Goal => Every line that includes the word "this" is to be listed.

□ □ □ □ □ □ □

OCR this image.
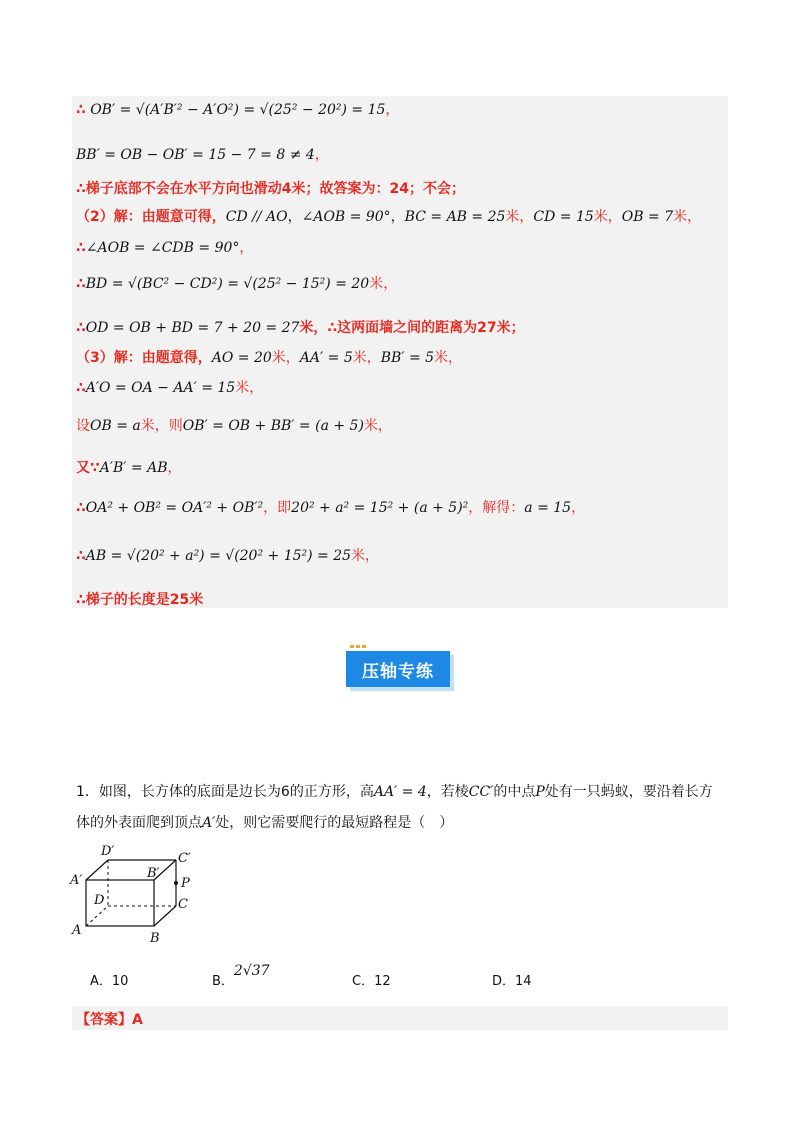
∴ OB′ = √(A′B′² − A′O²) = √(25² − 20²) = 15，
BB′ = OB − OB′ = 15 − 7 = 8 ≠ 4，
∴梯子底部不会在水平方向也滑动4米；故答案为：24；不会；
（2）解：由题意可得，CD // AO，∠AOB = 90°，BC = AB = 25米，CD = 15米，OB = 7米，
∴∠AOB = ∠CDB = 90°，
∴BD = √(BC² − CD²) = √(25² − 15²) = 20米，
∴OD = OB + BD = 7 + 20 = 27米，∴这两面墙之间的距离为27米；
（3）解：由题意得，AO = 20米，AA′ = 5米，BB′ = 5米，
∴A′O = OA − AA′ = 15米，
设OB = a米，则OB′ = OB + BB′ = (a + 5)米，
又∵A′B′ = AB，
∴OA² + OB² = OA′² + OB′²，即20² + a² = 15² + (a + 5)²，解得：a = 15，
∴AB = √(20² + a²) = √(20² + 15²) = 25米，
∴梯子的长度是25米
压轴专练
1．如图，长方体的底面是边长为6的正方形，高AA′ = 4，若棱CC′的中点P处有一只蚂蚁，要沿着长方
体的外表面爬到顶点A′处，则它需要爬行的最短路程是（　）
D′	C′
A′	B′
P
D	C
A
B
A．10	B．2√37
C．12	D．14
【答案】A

□ □ □ □ □ □ □

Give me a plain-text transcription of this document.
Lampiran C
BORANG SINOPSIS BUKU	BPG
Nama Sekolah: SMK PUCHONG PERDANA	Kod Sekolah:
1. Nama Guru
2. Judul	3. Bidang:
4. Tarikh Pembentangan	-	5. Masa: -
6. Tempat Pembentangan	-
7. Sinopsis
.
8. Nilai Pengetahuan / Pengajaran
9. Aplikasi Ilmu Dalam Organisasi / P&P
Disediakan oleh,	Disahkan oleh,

□ □ □ □ □ □ □

Solution =>
OCR this image.
Give me a plain-text transcription of this document.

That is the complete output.